__Challenge__.
Output the full listing word for word.

(Records from a data collection)
::::

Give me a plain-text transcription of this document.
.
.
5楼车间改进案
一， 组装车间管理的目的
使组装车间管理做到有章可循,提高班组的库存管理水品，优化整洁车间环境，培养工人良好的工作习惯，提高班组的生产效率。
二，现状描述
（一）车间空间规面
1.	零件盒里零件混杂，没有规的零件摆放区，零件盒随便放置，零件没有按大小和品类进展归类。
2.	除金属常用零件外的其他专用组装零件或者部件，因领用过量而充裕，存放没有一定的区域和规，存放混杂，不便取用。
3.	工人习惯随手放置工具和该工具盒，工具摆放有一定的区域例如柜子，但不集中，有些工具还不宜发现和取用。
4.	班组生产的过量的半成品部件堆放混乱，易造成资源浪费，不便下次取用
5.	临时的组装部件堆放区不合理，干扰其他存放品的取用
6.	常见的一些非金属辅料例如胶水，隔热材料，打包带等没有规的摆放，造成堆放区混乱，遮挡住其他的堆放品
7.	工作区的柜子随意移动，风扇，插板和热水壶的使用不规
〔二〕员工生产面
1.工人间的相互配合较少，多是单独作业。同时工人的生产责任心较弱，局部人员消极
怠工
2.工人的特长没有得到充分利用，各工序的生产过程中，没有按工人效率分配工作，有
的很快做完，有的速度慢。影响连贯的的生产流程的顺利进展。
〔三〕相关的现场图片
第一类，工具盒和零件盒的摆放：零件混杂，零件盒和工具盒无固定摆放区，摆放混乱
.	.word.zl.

::::

__Full response__.
Give me a plain-text transcription of this document.
.
.
5楼车间改进案
一， 组装车间管理的目的
使组装车间管理做到有章可循,提高班组的库存管理水品，优化整洁车间环境，培养工人良好的工作习惯，提高班组的生产效率。
二，现状描述
（一）车间空间规面
1.	零件盒里零件混杂，没有规的零件摆放区，零件盒随便放置，零件没有按大小和品类进展归类。
2.	除金属常用零件外的其他专用组装零件或者部件，因领用过量而充裕，存放没有一定的区域和规，存放混杂，不便取用。
3.	工人习惯随手放置工具和该工具盒，工具摆放有一定的区域例如柜子，但不集中，有些工具还不宜发现和取用。
4.	班组生产的过量的半成品部件堆放混乱，易造成资源浪费，不便下次取用
5.	临时的组装部件堆放区不合理，干扰其他存放品的取用
6.	常见的一些非金属辅料例如胶水，隔热材料，打包带等没有规的摆放，造成堆放区混乱，遮挡住其他的堆放品
7.	工作区的柜子随意移动，风扇，插板和热水壶的使用不规
〔二〕员工生产面
1.工人间的相互配合较少，多是单独作业。同时工人的生产责任心较弱，局部人员消极
怠工
2.工人的特长没有得到充分利用，各工序的生产过程中，没有按工人效率分配工作，有
的很快做完，有的速度慢。影响连贯的的生产流程的顺利进展。
〔三〕相关的现场图片
第一类，工具盒和零件盒的摆放：零件混杂，零件盒和工具盒无固定摆放区，摆放混乱
.	.word.zl.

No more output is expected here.